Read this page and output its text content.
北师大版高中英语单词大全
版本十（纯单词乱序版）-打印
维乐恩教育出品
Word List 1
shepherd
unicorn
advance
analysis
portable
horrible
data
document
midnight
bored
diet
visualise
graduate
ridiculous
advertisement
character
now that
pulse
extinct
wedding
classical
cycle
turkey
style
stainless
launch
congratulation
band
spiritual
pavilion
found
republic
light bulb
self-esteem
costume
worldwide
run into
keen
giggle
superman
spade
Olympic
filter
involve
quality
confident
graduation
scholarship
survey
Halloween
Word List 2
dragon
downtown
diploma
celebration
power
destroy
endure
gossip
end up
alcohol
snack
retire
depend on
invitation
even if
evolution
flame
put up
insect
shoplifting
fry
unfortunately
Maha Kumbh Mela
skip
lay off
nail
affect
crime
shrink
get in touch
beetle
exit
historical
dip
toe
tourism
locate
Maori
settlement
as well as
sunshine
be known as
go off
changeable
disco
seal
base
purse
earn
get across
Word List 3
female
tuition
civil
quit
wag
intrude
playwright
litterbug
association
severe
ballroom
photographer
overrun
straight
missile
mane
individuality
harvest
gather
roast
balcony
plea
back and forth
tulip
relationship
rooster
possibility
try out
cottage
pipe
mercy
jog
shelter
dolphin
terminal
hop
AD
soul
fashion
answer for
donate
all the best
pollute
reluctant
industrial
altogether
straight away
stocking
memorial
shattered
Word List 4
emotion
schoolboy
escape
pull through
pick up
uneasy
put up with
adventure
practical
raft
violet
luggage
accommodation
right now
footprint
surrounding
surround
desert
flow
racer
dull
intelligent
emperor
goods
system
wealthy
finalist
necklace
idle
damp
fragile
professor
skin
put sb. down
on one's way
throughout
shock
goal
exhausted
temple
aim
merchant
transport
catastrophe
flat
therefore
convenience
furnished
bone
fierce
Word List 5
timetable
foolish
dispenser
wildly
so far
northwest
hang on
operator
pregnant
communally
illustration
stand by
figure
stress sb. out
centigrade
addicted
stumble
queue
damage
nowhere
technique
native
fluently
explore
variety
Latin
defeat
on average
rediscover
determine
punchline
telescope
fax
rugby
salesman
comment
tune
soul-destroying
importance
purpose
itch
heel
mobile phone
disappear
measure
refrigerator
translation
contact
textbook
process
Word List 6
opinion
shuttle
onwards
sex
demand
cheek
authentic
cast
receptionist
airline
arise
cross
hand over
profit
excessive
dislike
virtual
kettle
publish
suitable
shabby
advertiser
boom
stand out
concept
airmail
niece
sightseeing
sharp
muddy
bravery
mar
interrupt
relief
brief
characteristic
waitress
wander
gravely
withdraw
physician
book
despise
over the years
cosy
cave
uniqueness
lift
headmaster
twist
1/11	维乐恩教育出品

——

## Prompt
The whole listing above needs to be written out again exactly.

## Exercise output
Read this page and output its text content.
北师大版高中英语单词大全
版本十（纯单词乱序版）-打印
维乐恩教育出品
Word List 1
shepherd
unicorn
advance
analysis
portable
horrible
data
document
midnight
bored
diet
visualise
graduate
ridiculous
advertisement
character
now that
pulse
extinct
wedding
classical
cycle
turkey
style
stainless
launch
congratulation
band
spiritual
pavilion
found
republic
light bulb
self-esteem
costume
worldwide
run into
keen
giggle
superman
spade
Olympic
filter
involve
quality
confident
graduation
scholarship
survey
Halloween
Word List 2
dragon
downtown
diploma
celebration
power
destroy
endure
gossip
end up
alcohol
snack
retire
depend on
invitation
even if
evolution
flame
put up
insect
shoplifting
fry
unfortunately
Maha Kumbh Mela
skip
lay off
nail
affect
crime
shrink
get in touch
beetle
exit
historical
dip
toe
tourism
locate
Maori
settlement
as well as
sunshine
be known as
go off
changeable
disco
seal
base
purse
earn
get across
Word List 3
female
tuition
civil
quit
wag
intrude
playwright
litterbug
association
severe
ballroom
photographer
overrun
straight
missile
mane
individuality
harvest
gather
roast
balcony
plea
back and forth
tulip
relationship
rooster
possibility
try out
cottage
pipe
mercy
jog
shelter
dolphin
terminal
hop
AD
soul
fashion
answer for
donate
all the best
pollute
reluctant
industrial
altogether
straight away
stocking
memorial
shattered
Word List 4
emotion
schoolboy
escape
pull through
pick up
uneasy
put up with
adventure
practical
raft
violet
luggage
accommodation
right now
footprint
surrounding
surround
desert
flow
racer
dull
intelligent
emperor
goods
system
wealthy
finalist
necklace
idle
damp
fragile
professor
skin
put sb. down
on one's way
throughout
shock
goal
exhausted
temple
aim
merchant
transport
catastrophe
flat
therefore
convenience
furnished
bone
fierce
Word List 5
timetable
foolish
dispenser
wildly
so far
northwest
hang on
operator
pregnant
communally
illustration
stand by
figure
stress sb. out
centigrade
addicted
stumble
queue
damage
nowhere
technique
native
fluently
explore
variety
Latin
defeat
on average
rediscover
determine
punchline
telescope
fax
rugby
salesman
comment
tune
soul-destroying
importance
purpose
itch
heel
mobile phone
disappear
measure
refrigerator
translation
contact
textbook
process
Word List 6
opinion
shuttle
onwards
sex
demand
cheek
authentic
cast
receptionist
airline
arise
cross
hand over
profit
excessive
dislike
virtual
kettle
publish
suitable
shabby
advertiser
boom
stand out
concept
airmail
niece
sightseeing
sharp
muddy
bravery
mar
interrupt
relief
brief
characteristic
waitress
wander
gravely
withdraw
physician
book
despise
over the years
cosy
cave
uniqueness
lift
headmaster
twist
1/11	维乐恩教育出品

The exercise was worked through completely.